- WORK TO DO:
Look through the material below. Copy every line with the string "Penetration" in it.

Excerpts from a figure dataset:
>> begin

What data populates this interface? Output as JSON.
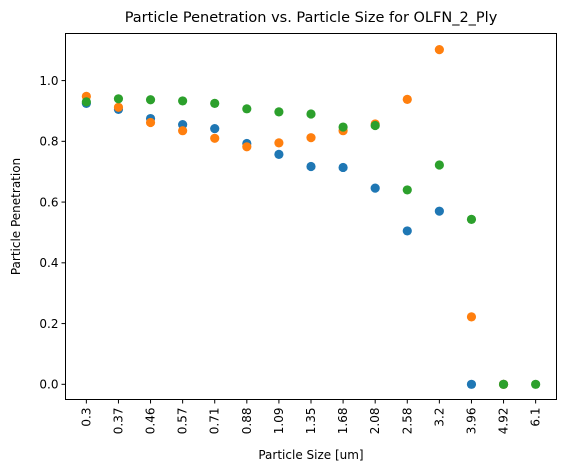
{
  "chart_data": {
    "type": "scatter",
    "title": "Particle Penetration vs. Particle Size for OLFN_2_Ply",
    "xlabel": "Particle Size [um]",
    "ylabel": "Particle Penetration",
    "categories": [
      "0.3",
      "0.37",
      "0.46",
      "0.57",
      "0.71",
      "0.88",
      "1.09",
      "1.35",
      "1.68",
      "2.08",
      "2.58",
      "3.2",
      "3.96",
      "4.92",
      "6.1"
    ],
    "yticks": [
      "0.0",
      "0.2",
      "0.4",
      "0.6",
      "0.8",
      "1.0"
    ],
    "ylim": [
      -0.05,
      1.155
    ],
    "grid": false,
    "series": [
      {
        "color": "#1f77b4",
        "values": [
          0.925,
          0.905,
          0.875,
          0.855,
          0.842,
          0.793,
          0.757,
          0.717,
          0.714,
          0.646,
          0.505,
          0.57,
          0.0,
          0.0,
          null
        ]
      },
      {
        "color": "#ff7f0e",
        "values": [
          0.948,
          0.912,
          0.862,
          0.835,
          0.81,
          0.782,
          0.795,
          0.812,
          0.835,
          0.857,
          0.938,
          1.102,
          0.222,
          0.0,
          null
        ]
      },
      {
        "color": "#2ca02c",
        "values": [
          0.93,
          0.94,
          0.937,
          0.933,
          0.925,
          0.907,
          0.897,
          0.89,
          0.847,
          0.852,
          0.64,
          0.722,
          0.543,
          0.0,
          0.0
        ]
      }
    ]
  }
}
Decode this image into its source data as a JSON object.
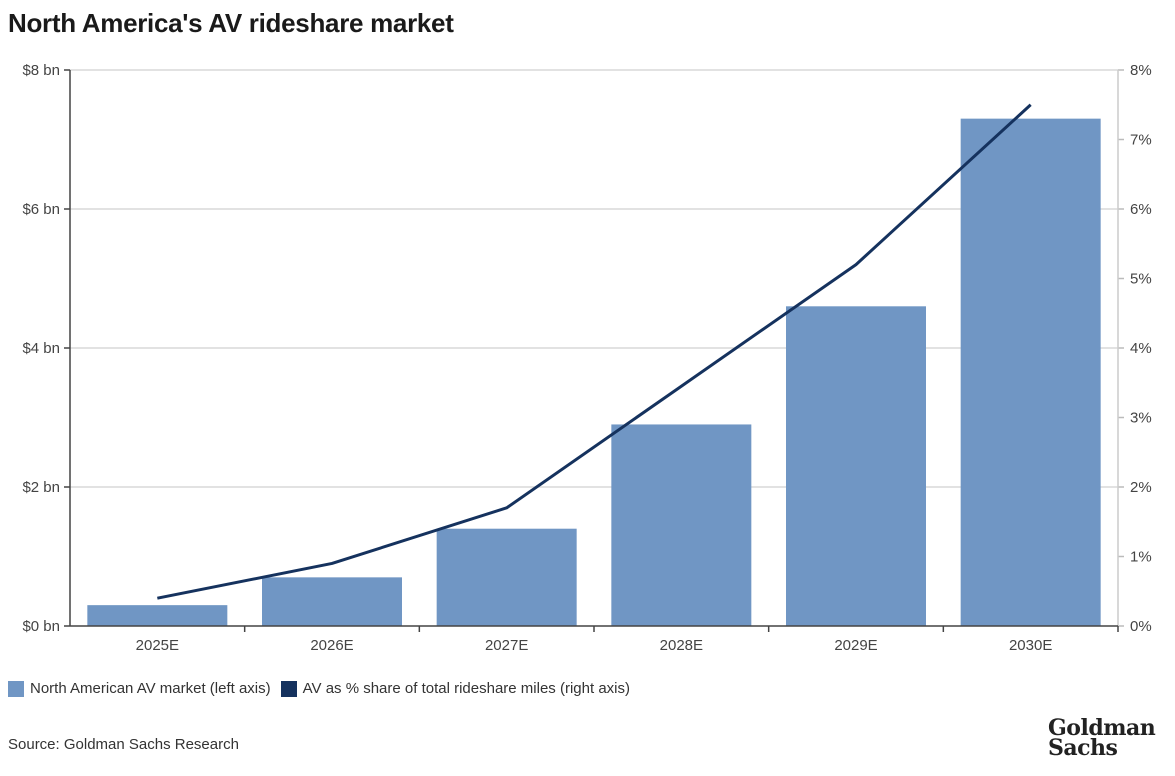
{
  "chart_data": {
    "type": "bar",
    "title": "North America's AV rideshare market",
    "categories": [
      "2025E",
      "2026E",
      "2027E",
      "2028E",
      "2029E",
      "2030E"
    ],
    "series": [
      {
        "name": "North American AV market (left axis)",
        "type": "bar",
        "axis": "left",
        "unit": "$ bn",
        "values": [
          0.3,
          0.7,
          1.4,
          2.9,
          4.6,
          7.3
        ],
        "color": "#7096c4"
      },
      {
        "name": "AV as % share of total rideshare miles (right axis)",
        "type": "line",
        "axis": "right",
        "unit": "%",
        "values": [
          0.4,
          0.9,
          1.7,
          3.45,
          5.2,
          7.5
        ],
        "color": "#15325e"
      }
    ],
    "left_axis": {
      "ylim": [
        0,
        8
      ],
      "ticks": [
        0,
        2,
        4,
        6,
        8
      ],
      "tick_labels": [
        "$0 bn",
        "$2 bn",
        "$4 bn",
        "$6 bn",
        "$8 bn"
      ]
    },
    "right_axis": {
      "ylim": [
        0,
        8
      ],
      "ticks": [
        0,
        1,
        2,
        3,
        4,
        5,
        6,
        7,
        8
      ],
      "tick_labels": [
        "0%",
        "1%",
        "2%",
        "3%",
        "4%",
        "5%",
        "6%",
        "7%",
        "8%"
      ]
    },
    "grid": true,
    "legend_position": "bottom-left"
  },
  "source": "Source: Goldman Sachs Research",
  "logo": [
    "Goldman",
    "Sachs"
  ]
}
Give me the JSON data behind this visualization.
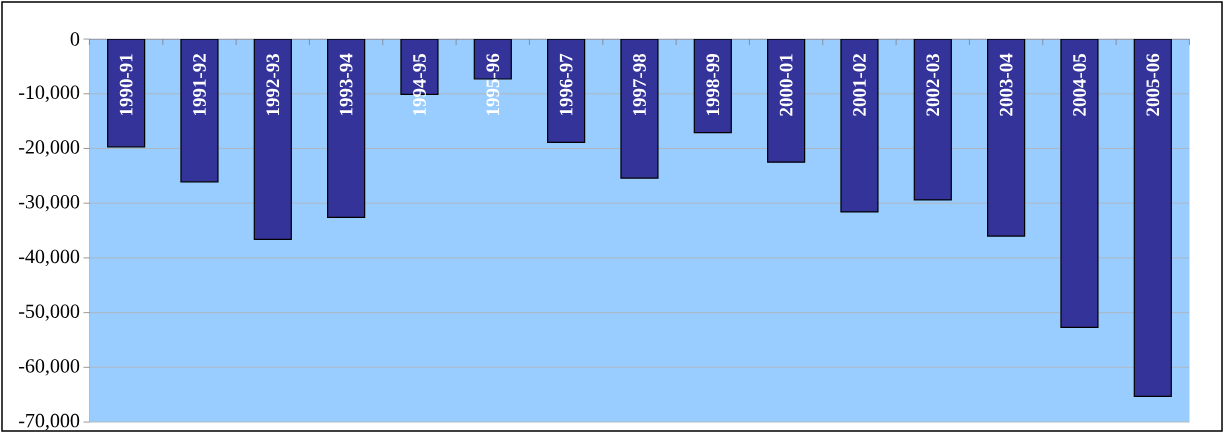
{
  "chart_data": {
    "type": "bar",
    "categories": [
      "1990-91",
      "1991-92",
      "1992-93",
      "1993-94",
      "1994-95",
      "1995-96",
      "1996-97",
      "1997-98",
      "1998-99",
      "2000-01",
      "2001-02",
      "2002-03",
      "2003-04",
      "2004-05",
      "2005-06"
    ],
    "values": [
      -19700,
      -26100,
      -36600,
      -32600,
      -10100,
      -7300,
      -18900,
      -25400,
      -17100,
      -22500,
      -31600,
      -29400,
      -36000,
      -52700,
      -65300
    ],
    "color": "#333399",
    "ylim": [
      -70000,
      0
    ],
    "yticks": [
      {
        "value": -70000,
        "label": "-70,000"
      },
      {
        "value": -60000,
        "label": "-60,000"
      },
      {
        "value": -50000,
        "label": "-50,000"
      },
      {
        "value": -40000,
        "label": "-40,000"
      },
      {
        "value": -30000,
        "label": "-30,000"
      },
      {
        "value": -20000,
        "label": "-20,000"
      },
      {
        "value": -10000,
        "label": "-10,000"
      },
      0
    ],
    "grid": "y"
  }
}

>> end

- RESULT OF THIS EXERCISE:
    "title": "Particle Penetration vs. Particle Size for OLFN_2_Ply",
    "ylabel": "Particle Penetration",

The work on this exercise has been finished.